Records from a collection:
· · · ·

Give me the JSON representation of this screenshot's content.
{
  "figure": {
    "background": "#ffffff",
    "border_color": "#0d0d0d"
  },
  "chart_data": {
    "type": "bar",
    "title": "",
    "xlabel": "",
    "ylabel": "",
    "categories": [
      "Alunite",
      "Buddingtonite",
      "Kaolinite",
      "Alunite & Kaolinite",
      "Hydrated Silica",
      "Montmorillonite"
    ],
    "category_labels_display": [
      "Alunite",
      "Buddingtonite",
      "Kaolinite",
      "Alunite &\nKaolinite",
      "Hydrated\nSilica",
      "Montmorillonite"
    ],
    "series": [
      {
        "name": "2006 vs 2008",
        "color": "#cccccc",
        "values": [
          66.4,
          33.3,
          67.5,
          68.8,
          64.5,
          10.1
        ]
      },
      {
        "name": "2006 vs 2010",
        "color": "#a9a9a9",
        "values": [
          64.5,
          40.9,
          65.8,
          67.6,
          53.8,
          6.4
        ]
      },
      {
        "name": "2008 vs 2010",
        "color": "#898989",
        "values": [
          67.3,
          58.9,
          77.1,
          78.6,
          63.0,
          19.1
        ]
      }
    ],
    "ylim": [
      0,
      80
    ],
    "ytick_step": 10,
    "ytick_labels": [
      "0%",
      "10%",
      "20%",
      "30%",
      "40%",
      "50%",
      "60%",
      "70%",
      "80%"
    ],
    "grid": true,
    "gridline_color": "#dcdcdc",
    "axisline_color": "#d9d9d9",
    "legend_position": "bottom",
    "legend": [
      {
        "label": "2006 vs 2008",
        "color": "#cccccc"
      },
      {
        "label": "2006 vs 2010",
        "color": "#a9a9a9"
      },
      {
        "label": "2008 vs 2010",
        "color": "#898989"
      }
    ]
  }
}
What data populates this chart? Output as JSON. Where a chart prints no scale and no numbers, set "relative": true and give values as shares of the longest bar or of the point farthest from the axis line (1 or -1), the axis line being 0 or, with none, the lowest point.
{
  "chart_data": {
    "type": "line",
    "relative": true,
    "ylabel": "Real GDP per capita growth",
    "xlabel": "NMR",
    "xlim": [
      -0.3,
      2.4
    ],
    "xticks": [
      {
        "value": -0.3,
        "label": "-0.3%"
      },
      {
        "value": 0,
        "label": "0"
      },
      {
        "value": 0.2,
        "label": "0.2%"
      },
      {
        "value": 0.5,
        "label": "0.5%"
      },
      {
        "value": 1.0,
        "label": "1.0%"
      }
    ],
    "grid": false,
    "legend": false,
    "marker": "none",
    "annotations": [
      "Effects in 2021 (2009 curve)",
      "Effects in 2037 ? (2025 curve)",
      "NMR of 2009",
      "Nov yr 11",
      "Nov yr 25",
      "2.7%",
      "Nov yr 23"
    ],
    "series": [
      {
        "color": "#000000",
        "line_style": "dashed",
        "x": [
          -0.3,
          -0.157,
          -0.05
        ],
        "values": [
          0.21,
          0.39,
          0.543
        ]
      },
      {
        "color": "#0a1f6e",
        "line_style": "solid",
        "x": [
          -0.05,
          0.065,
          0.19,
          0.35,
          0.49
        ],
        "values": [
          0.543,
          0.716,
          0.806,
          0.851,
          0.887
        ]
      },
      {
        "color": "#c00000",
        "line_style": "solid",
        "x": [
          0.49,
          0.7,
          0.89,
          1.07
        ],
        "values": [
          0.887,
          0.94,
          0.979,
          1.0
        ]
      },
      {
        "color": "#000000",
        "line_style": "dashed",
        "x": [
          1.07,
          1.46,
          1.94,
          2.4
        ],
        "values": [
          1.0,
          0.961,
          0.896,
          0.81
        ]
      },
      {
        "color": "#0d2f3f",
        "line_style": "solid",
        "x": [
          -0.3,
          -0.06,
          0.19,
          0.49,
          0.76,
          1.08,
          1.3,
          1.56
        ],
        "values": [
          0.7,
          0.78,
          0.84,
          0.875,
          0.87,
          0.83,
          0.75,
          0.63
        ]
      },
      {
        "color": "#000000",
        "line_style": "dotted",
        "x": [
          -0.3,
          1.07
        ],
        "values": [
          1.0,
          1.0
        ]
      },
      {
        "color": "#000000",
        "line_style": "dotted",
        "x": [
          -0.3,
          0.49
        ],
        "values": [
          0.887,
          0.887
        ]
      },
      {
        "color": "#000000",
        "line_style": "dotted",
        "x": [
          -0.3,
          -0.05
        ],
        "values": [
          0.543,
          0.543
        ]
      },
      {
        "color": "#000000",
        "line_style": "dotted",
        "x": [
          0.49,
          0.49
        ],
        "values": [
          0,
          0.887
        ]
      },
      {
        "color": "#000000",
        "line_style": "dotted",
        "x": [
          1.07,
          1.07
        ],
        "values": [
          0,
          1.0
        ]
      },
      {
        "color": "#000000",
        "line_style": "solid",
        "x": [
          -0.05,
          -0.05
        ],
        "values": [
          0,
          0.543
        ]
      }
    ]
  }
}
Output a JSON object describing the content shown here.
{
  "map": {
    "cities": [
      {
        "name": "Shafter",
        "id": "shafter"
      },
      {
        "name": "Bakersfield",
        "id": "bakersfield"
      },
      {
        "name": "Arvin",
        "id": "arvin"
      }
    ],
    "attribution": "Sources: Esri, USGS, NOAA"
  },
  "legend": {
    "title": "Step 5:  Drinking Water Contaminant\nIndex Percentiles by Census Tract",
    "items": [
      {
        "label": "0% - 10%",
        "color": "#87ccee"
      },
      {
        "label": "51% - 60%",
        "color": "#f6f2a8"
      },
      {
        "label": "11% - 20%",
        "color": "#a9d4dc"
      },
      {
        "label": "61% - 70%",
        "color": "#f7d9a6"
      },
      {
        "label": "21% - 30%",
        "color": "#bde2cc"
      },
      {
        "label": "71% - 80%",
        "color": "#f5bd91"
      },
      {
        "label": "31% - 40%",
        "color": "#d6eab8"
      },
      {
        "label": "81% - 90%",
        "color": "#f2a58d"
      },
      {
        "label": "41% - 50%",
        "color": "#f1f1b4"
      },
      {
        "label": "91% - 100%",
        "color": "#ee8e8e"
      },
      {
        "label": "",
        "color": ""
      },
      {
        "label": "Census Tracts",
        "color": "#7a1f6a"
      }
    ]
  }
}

· · · ·

- _Challenge_: Filter for "name". Return all lines that hold it.

- _Answer to this task_:
        "name": "2006 vs 2008",
        "name": "2006 vs 2010",
        "name": "2008 vs 2010",
        "name": "Shafter",
        "name": "Bakersfield",
        "name": "Arvin",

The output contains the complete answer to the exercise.